[Records from a dataset]

+++

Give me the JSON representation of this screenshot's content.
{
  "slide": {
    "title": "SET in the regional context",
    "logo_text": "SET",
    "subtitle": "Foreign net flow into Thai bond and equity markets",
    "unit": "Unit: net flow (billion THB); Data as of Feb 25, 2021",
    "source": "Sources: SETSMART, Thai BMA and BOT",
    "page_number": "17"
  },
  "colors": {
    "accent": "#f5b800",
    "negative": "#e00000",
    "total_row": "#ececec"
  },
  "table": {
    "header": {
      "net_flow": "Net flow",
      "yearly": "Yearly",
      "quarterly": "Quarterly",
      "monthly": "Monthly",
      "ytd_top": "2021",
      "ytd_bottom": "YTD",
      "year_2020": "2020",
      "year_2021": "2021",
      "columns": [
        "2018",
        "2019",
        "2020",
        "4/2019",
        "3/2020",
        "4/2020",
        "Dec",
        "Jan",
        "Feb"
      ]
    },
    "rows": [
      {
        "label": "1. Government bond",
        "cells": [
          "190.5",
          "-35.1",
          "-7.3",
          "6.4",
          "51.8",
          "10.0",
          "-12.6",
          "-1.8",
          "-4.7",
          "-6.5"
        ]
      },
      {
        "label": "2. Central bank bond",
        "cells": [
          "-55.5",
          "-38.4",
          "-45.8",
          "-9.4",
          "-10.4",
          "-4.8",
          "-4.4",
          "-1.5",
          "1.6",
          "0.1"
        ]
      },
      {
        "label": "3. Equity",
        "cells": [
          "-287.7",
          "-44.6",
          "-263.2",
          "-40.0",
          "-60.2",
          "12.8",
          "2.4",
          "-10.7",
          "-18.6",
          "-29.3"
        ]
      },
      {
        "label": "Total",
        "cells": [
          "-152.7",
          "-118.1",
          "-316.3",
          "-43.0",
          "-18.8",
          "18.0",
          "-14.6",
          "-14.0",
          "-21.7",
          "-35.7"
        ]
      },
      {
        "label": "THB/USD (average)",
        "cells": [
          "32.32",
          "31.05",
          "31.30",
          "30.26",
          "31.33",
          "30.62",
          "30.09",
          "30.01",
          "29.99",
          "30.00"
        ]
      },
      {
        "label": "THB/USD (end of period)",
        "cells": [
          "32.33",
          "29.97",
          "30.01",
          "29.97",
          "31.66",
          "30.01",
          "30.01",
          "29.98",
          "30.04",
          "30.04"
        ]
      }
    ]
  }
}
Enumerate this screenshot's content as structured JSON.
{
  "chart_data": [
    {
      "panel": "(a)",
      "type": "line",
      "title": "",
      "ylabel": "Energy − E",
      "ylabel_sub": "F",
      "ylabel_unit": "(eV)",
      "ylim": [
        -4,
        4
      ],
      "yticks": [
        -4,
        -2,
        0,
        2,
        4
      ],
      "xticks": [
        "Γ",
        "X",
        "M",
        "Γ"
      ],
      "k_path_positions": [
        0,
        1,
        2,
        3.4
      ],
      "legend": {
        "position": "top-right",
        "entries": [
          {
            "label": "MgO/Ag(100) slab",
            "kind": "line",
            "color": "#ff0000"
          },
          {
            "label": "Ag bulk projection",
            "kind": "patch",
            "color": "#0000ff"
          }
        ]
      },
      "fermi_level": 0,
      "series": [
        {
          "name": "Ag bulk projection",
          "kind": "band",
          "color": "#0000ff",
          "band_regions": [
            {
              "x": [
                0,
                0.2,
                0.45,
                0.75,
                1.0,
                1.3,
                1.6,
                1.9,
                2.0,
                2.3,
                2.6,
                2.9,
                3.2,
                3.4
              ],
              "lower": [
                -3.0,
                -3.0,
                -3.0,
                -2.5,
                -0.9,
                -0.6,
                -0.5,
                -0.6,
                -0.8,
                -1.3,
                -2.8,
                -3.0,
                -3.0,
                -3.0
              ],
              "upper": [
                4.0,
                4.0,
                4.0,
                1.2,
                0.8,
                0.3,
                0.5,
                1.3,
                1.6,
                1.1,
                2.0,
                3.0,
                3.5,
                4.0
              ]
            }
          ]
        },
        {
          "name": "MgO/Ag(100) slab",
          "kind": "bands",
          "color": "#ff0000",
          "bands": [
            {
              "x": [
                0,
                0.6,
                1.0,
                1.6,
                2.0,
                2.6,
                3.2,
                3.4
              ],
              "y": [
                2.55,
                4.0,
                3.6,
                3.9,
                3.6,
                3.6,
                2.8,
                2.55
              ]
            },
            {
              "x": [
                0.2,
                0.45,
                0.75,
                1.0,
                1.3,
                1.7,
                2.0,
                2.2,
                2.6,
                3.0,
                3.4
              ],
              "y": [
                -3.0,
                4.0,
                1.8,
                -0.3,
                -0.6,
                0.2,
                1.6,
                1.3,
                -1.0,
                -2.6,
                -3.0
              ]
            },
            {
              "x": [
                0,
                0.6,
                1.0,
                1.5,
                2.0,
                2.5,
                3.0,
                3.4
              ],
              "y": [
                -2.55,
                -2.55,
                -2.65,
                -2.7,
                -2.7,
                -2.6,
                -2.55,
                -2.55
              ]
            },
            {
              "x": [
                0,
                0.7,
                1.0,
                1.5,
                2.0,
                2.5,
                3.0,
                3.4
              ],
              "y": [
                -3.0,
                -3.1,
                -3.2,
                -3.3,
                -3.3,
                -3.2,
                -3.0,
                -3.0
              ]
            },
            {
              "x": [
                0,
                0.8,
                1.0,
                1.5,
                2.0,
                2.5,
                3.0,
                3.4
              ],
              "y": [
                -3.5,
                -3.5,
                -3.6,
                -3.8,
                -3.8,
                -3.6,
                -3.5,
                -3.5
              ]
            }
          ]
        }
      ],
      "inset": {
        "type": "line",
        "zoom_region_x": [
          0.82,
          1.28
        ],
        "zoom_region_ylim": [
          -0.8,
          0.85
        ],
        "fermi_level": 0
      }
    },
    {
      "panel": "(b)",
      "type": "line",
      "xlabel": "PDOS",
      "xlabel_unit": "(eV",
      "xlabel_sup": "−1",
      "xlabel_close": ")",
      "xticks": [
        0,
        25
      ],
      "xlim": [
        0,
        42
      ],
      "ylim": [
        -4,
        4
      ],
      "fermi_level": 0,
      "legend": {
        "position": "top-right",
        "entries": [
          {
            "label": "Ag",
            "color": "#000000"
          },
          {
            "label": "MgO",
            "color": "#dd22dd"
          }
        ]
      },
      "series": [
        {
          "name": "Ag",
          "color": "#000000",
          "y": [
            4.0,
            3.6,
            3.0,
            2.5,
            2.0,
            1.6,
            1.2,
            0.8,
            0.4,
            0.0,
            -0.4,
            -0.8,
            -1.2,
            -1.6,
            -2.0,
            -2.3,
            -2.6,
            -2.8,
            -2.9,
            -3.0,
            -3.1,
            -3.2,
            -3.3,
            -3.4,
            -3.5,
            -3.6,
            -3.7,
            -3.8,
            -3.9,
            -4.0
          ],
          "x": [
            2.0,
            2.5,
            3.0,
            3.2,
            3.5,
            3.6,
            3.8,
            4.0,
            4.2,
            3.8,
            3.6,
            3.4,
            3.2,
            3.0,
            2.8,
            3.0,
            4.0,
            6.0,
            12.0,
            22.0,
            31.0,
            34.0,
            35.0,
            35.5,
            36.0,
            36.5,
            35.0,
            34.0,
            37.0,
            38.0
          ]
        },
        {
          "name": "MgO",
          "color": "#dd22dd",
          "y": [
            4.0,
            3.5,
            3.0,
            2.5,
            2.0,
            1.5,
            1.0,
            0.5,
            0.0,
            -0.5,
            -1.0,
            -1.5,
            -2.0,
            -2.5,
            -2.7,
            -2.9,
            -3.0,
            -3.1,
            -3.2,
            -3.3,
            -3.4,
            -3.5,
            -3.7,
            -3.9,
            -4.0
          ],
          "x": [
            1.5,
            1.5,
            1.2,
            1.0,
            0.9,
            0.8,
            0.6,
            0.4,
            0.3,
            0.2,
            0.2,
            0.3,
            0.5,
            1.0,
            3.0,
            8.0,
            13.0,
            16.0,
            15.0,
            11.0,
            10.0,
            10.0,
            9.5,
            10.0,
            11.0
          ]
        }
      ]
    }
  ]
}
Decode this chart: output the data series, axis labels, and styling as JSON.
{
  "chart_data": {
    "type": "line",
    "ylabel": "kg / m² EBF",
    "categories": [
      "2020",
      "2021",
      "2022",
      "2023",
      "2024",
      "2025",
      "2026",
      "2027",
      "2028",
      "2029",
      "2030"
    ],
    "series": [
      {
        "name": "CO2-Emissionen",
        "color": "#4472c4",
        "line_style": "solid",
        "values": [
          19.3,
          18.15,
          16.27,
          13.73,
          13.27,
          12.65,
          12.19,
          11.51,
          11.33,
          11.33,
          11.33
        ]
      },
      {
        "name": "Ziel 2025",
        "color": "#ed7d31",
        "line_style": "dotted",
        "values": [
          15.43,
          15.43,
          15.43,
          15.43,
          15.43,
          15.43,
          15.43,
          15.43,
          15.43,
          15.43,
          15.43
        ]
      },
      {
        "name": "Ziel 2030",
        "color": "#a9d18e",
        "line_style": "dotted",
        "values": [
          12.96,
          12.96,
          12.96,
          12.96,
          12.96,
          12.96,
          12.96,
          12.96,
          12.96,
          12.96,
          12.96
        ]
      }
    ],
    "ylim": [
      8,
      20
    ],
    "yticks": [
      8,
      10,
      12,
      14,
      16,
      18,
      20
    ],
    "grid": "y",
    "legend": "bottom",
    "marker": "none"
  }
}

+++

**TASK DIRECTIONS**: Go through the listing above and list every line that has the word "series".

**ANSWER TO THIS PROBLEM**:
      "series": [
      "series": [
Decode this chart: output the data series, axis labels, and styling as JSON.
    "series": [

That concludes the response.